Report, as a bare number, how many lines contain the string "this".
---
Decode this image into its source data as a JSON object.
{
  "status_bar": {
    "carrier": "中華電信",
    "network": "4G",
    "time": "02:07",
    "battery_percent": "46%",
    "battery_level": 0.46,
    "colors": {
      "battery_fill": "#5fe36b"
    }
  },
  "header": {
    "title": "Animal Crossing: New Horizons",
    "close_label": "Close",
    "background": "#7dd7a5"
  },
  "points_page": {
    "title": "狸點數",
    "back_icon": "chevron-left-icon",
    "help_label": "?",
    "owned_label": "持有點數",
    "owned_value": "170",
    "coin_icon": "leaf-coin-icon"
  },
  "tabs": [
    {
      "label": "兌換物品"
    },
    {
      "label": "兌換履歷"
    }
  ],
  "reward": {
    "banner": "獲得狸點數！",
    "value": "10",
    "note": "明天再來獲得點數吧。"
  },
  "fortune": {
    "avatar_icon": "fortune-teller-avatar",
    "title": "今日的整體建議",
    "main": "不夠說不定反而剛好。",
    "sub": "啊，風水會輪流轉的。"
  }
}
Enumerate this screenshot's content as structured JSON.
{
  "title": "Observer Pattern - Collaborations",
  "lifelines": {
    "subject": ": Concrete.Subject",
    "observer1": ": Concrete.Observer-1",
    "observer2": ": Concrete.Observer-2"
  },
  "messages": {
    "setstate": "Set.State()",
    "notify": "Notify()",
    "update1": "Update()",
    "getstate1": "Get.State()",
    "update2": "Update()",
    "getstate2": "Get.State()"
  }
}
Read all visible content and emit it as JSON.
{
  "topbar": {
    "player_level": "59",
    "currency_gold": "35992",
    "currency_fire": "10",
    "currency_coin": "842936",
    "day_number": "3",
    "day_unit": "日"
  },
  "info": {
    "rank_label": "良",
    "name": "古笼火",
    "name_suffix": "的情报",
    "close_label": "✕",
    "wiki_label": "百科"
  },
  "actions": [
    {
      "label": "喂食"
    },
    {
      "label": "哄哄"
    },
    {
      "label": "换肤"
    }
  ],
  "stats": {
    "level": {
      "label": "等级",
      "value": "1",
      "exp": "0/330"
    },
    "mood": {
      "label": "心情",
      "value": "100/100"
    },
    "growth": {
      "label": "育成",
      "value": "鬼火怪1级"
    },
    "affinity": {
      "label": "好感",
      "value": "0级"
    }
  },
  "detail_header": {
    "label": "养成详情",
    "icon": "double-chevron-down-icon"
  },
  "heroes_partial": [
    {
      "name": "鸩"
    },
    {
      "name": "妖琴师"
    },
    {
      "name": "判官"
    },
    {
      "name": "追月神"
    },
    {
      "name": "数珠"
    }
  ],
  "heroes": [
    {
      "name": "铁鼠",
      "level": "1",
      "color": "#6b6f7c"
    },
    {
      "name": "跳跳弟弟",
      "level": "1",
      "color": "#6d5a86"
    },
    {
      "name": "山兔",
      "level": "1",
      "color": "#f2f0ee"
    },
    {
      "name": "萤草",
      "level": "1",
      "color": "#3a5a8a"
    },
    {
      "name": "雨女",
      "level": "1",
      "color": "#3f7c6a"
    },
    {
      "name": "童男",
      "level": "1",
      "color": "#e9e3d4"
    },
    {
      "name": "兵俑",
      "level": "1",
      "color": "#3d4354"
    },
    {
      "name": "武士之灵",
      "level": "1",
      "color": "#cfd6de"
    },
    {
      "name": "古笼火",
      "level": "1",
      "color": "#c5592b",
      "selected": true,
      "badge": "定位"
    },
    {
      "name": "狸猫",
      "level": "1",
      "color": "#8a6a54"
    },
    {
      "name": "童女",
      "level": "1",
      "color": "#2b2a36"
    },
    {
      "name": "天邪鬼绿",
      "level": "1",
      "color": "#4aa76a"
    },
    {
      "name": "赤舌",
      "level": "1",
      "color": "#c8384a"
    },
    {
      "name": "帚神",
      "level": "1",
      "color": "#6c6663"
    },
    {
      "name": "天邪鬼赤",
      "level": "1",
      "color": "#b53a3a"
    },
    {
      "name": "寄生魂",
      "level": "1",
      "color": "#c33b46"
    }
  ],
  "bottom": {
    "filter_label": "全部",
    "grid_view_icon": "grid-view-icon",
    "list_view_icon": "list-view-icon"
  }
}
---
Reply ▸ 2